### Material for this exercise

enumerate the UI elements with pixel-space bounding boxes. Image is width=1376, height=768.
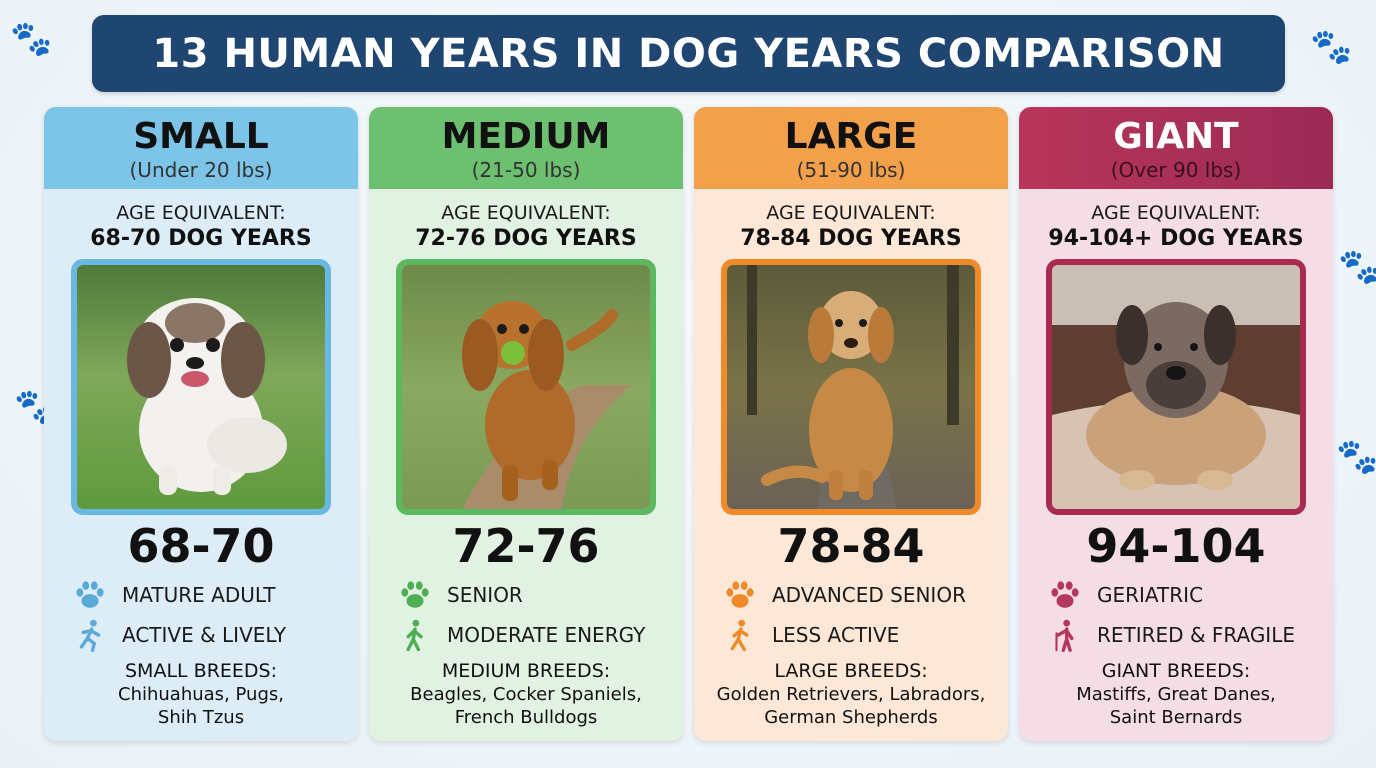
- activity-level: MODERATE ENERGY: [397, 617, 645, 653]
- background-paw-icon: 🐾: [10, 19, 53, 59]
- breeds-label: MEDIUM BREEDS:: [441, 660, 611, 682]
- background-paw-icon: 🐾: [1338, 247, 1376, 287]
- activity-level: RETIRED & FRAGILE: [1047, 617, 1295, 653]
- activity-level: ACTIVE & LIVELY: [72, 617, 286, 653]
- activity-label: LESS ACTIVE: [772, 623, 900, 647]
- size-category: SMALL: [133, 116, 269, 157]
- paw-icon: [1047, 577, 1083, 613]
- life-stage: SENIOR: [397, 577, 523, 613]
- age-label: AGE EQUIVALENT:: [116, 202, 286, 224]
- activity-label: MODERATE ENERGY: [447, 623, 646, 647]
- dog-years-range: 72-76: [452, 519, 600, 573]
- breeds-line-2: French Bulldogs: [454, 707, 598, 728]
- cane-person-icon: [1047, 617, 1083, 653]
- card-header: MEDIUM (21-50 lbs): [369, 107, 683, 189]
- paw-icon: [722, 577, 758, 613]
- age-value: 78-84 DOG YEARS: [740, 226, 962, 251]
- age-label: AGE EQUIVALENT:: [1091, 202, 1261, 224]
- card-header: SMALL (Under 20 lbs): [44, 107, 358, 189]
- weight-range: (Over 90 lbs): [1110, 158, 1242, 182]
- breeds-section: SMALL BREEDS: Chihuahuas, Pugs, Shih Tzu…: [44, 659, 358, 729]
- age-value: 68-70 DOG YEARS: [90, 226, 312, 251]
- age-label: AGE EQUIVALENT:: [441, 202, 611, 224]
- breeds-line-1: Mastiffs, Great Danes,: [1076, 684, 1276, 705]
- golden-retriever-photo: [721, 259, 981, 515]
- card-body: AGE EQUIVALENT: 72-76 DOG YEARS: [369, 189, 683, 741]
- breeds-line-2: Shih Tzus: [157, 707, 245, 728]
- card-small: SMALL (Under 20 lbs) AGE EQUIVALENT: 68-…: [44, 107, 358, 741]
- breeds-section: LARGE BREEDS: Golden Retrievers, Labrado…: [694, 659, 1008, 729]
- breeds-line-1: Chihuahuas, Pugs,: [118, 684, 284, 705]
- dog-years-range: 94-104: [1086, 519, 1266, 573]
- activity-label: ACTIVE & LIVELY: [122, 623, 287, 647]
- activity-level: LESS ACTIVE: [722, 617, 899, 653]
- life-stage: ADVANCED SENIOR: [722, 577, 966, 613]
- size-category: GIANT: [1113, 116, 1239, 157]
- life-stage-label: GERIATRIC: [1097, 583, 1204, 607]
- age-value: 72-76 DOG YEARS: [415, 226, 637, 251]
- breeds-label: LARGE BREEDS:: [774, 660, 928, 682]
- title-banner: 13 HUMAN YEARS IN DOG YEARS COMPARISON: [92, 15, 1285, 92]
- shih-tzu-photo: [71, 259, 331, 515]
- background-paw-icon: 🐾: [1336, 437, 1376, 477]
- age-value: 94-104+ DOG YEARS: [1048, 226, 1304, 251]
- dog-years-range: 78-84: [777, 519, 925, 573]
- card-large: LARGE (51-90 lbs) AGE EQUIVALENT: 78-84 …: [694, 107, 1008, 741]
- page-title: 13 HUMAN YEARS IN DOG YEARS COMPARISON: [152, 30, 1225, 77]
- breeds-label: SMALL BREEDS:: [125, 660, 277, 682]
- dog-years-range: 68-70: [127, 519, 275, 573]
- cocker-spaniel-photo: [396, 259, 656, 515]
- mastiff-photo: [1046, 259, 1306, 515]
- size-category: LARGE: [784, 116, 918, 157]
- card-giant: GIANT (Over 90 lbs) AGE EQUIVALENT: 94-1…: [1019, 107, 1333, 741]
- walking-person-icon: [397, 617, 433, 653]
- card-body: AGE EQUIVALENT: 68-70 DOG YEARS: [44, 189, 358, 741]
- background-paw-icon: 🐾: [1310, 27, 1353, 67]
- age-label: AGE EQUIVALENT:: [766, 202, 936, 224]
- breeds-line-1: Beagles, Cocker Spaniels,: [410, 684, 642, 705]
- running-person-icon: [72, 617, 108, 653]
- breeds-section: MEDIUM BREEDS: Beagles, Cocker Spaniels,…: [369, 659, 683, 729]
- breeds-line-1: Golden Retrievers, Labradors,: [716, 684, 986, 705]
- breeds-label: GIANT BREEDS:: [1101, 660, 1251, 682]
- life-stage-label: ADVANCED SENIOR: [772, 583, 966, 607]
- size-category: MEDIUM: [441, 116, 611, 157]
- weight-range: (Under 20 lbs): [129, 158, 273, 182]
- card-body: AGE EQUIVALENT: 94-104+ DOG YEARS: [1019, 189, 1333, 741]
- activity-label: RETIRED & FRAGILE: [1097, 623, 1295, 647]
- weight-range: (51-90 lbs): [796, 158, 906, 182]
- life-stage: MATURE ADULT: [72, 577, 275, 613]
- breeds-line-2: German Shepherds: [764, 707, 938, 728]
- walking-person-icon: [722, 617, 758, 653]
- life-stage-label: MATURE ADULT: [122, 583, 276, 607]
- card-header: LARGE (51-90 lbs): [694, 107, 1008, 189]
- paw-icon: [72, 577, 108, 613]
- card-header: GIANT (Over 90 lbs): [1019, 107, 1333, 189]
- breeds-section: GIANT BREEDS: Mastiffs, Great Danes, Sai…: [1019, 659, 1333, 729]
- life-stage-label: SENIOR: [447, 583, 523, 607]
- life-stage: GERIATRIC: [1047, 577, 1203, 613]
- card-medium: MEDIUM (21-50 lbs) AGE EQUIVALENT: 72-76…: [369, 107, 683, 741]
- card-body: AGE EQUIVALENT: 78-84 DOG YEARS: [694, 189, 1008, 741]
- paw-icon: [397, 577, 433, 613]
- weight-range: (21-50 lbs): [471, 158, 581, 182]
- breeds-line-2: Saint Bernards: [1109, 707, 1243, 728]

### Job
Return every line of the records above unchanged, leaving out any pictures.

### Response to this exercise
enumerate the UI elements with pixel-space bounding boxes. Image is width=1376, height=768.
- activity-level: MODERATE ENERGY: [397, 617, 645, 653]
- background-paw-icon: 🐾: [10, 19, 53, 59]
- breeds-label: MEDIUM BREEDS:: [441, 660, 611, 682]
- background-paw-icon: 🐾: [1338, 247, 1376, 287]
- activity-level: RETIRED & FRAGILE: [1047, 617, 1295, 653]
- activity-level: ACTIVE & LIVELY: [72, 617, 286, 653]
- activity-label: LESS ACTIVE: [772, 623, 900, 647]
- size-category: SMALL: [133, 116, 269, 157]
- paw-icon: [1047, 577, 1083, 613]
- life-stage: SENIOR: [397, 577, 523, 613]
- age-label: AGE EQUIVALENT:: [116, 202, 286, 224]
- activity-label: MODERATE ENERGY: [447, 623, 646, 647]
- dog-years-range: 72-76: [452, 519, 600, 573]
- breeds-line-2: French Bulldogs: [454, 707, 598, 728]
- cane-person-icon: [1047, 617, 1083, 653]
- card-header: MEDIUM (21-50 lbs): [369, 107, 683, 189]
- paw-icon: [722, 577, 758, 613]
- age-value: 78-84 DOG YEARS: [740, 226, 962, 251]
- age-label: AGE EQUIVALENT:: [1091, 202, 1261, 224]
- card-header: SMALL (Under 20 lbs): [44, 107, 358, 189]
- weight-range: (Over 90 lbs): [1110, 158, 1242, 182]
- breeds-section: SMALL BREEDS: Chihuahuas, Pugs, Shih Tzu…: [44, 659, 358, 729]
- age-value: 68-70 DOG YEARS: [90, 226, 312, 251]
- age-label: AGE EQUIVALENT:: [441, 202, 611, 224]
- breeds-line-1: Mastiffs, Great Danes,: [1076, 684, 1276, 705]
- golden-retriever-photo: [721, 259, 981, 515]
- card-body: AGE EQUIVALENT: 72-76 DOG YEARS: [369, 189, 683, 741]
- breeds-line-2: Shih Tzus: [157, 707, 245, 728]
- card-small: SMALL (Under 20 lbs) AGE EQUIVALENT: 68-…: [44, 107, 358, 741]
- breeds-section: LARGE BREEDS: Golden Retrievers, Labrado…: [694, 659, 1008, 729]
- breeds-line-1: Chihuahuas, Pugs,: [118, 684, 284, 705]
- dog-years-range: 94-104: [1086, 519, 1266, 573]
- activity-label: ACTIVE & LIVELY: [122, 623, 287, 647]
- activity-level: LESS ACTIVE: [722, 617, 899, 653]
- life-stage: ADVANCED SENIOR: [722, 577, 966, 613]
- size-category: GIANT: [1113, 116, 1239, 157]
- life-stage-label: GERIATRIC: [1097, 583, 1204, 607]
- age-value: 72-76 DOG YEARS: [415, 226, 637, 251]
- breeds-label: LARGE BREEDS:: [774, 660, 928, 682]
- title-banner: 13 HUMAN YEARS IN DOG YEARS COMPARISON: [92, 15, 1285, 92]
- shih-tzu-photo: [71, 259, 331, 515]
- background-paw-icon: 🐾: [1336, 437, 1376, 477]
- age-value: 94-104+ DOG YEARS: [1048, 226, 1304, 251]
- dog-years-range: 78-84: [777, 519, 925, 573]
- card-large: LARGE (51-90 lbs) AGE EQUIVALENT: 78-84 …: [694, 107, 1008, 741]
- page-title: 13 HUMAN YEARS IN DOG YEARS COMPARISON: [152, 30, 1225, 77]
- breeds-label: SMALL BREEDS:: [125, 660, 277, 682]
- dog-years-range: 68-70: [127, 519, 275, 573]
- cocker-spaniel-photo: [396, 259, 656, 515]
- mastiff-photo: [1046, 259, 1306, 515]
- size-category: LARGE: [784, 116, 918, 157]
- card-giant: GIANT (Over 90 lbs) AGE EQUIVALENT: 94-1…: [1019, 107, 1333, 741]
- walking-person-icon: [397, 617, 433, 653]
- card-body: AGE EQUIVALENT: 68-70 DOG YEARS: [44, 189, 358, 741]
- background-paw-icon: 🐾: [1310, 27, 1353, 67]
- age-label: AGE EQUIVALENT:: [766, 202, 936, 224]
- breeds-line-1: Beagles, Cocker Spaniels,: [410, 684, 642, 705]
- running-person-icon: [72, 617, 108, 653]
- breeds-section: MEDIUM BREEDS: Beagles, Cocker Spaniels,…: [369, 659, 683, 729]
- breeds-line-1: Golden Retrievers, Labradors,: [716, 684, 986, 705]
- breeds-label: GIANT BREEDS:: [1101, 660, 1251, 682]
- life-stage-label: ADVANCED SENIOR: [772, 583, 966, 607]
- size-category: MEDIUM: [441, 116, 611, 157]
- weight-range: (Under 20 lbs): [129, 158, 273, 182]
- card-body: AGE EQUIVALENT: 94-104+ DOG YEARS: [1019, 189, 1333, 741]
- activity-label: RETIRED & FRAGILE: [1097, 623, 1295, 647]
- weight-range: (51-90 lbs): [796, 158, 906, 182]
- life-stage: MATURE ADULT: [72, 577, 275, 613]
- breeds-line-2: German Shepherds: [764, 707, 938, 728]
- walking-person-icon: [722, 617, 758, 653]
- life-stage-label: MATURE ADULT: [122, 583, 276, 607]
- card-header: LARGE (51-90 lbs): [694, 107, 1008, 189]
- paw-icon: [72, 577, 108, 613]
- card-header: GIANT (Over 90 lbs): [1019, 107, 1333, 189]
- breeds-section: GIANT BREEDS: Mastiffs, Great Danes, Sai…: [1019, 659, 1333, 729]
- life-stage-label: SENIOR: [447, 583, 523, 607]
- life-stage: GERIATRIC: [1047, 577, 1203, 613]
- card-medium: MEDIUM (21-50 lbs) AGE EQUIVALENT: 72-76…: [369, 107, 683, 741]
- card-body: AGE EQUIVALENT: 78-84 DOG YEARS: [694, 189, 1008, 741]
- paw-icon: [397, 577, 433, 613]
- weight-range: (21-50 lbs): [471, 158, 581, 182]
- breeds-line-2: Saint Bernards: [1109, 707, 1243, 728]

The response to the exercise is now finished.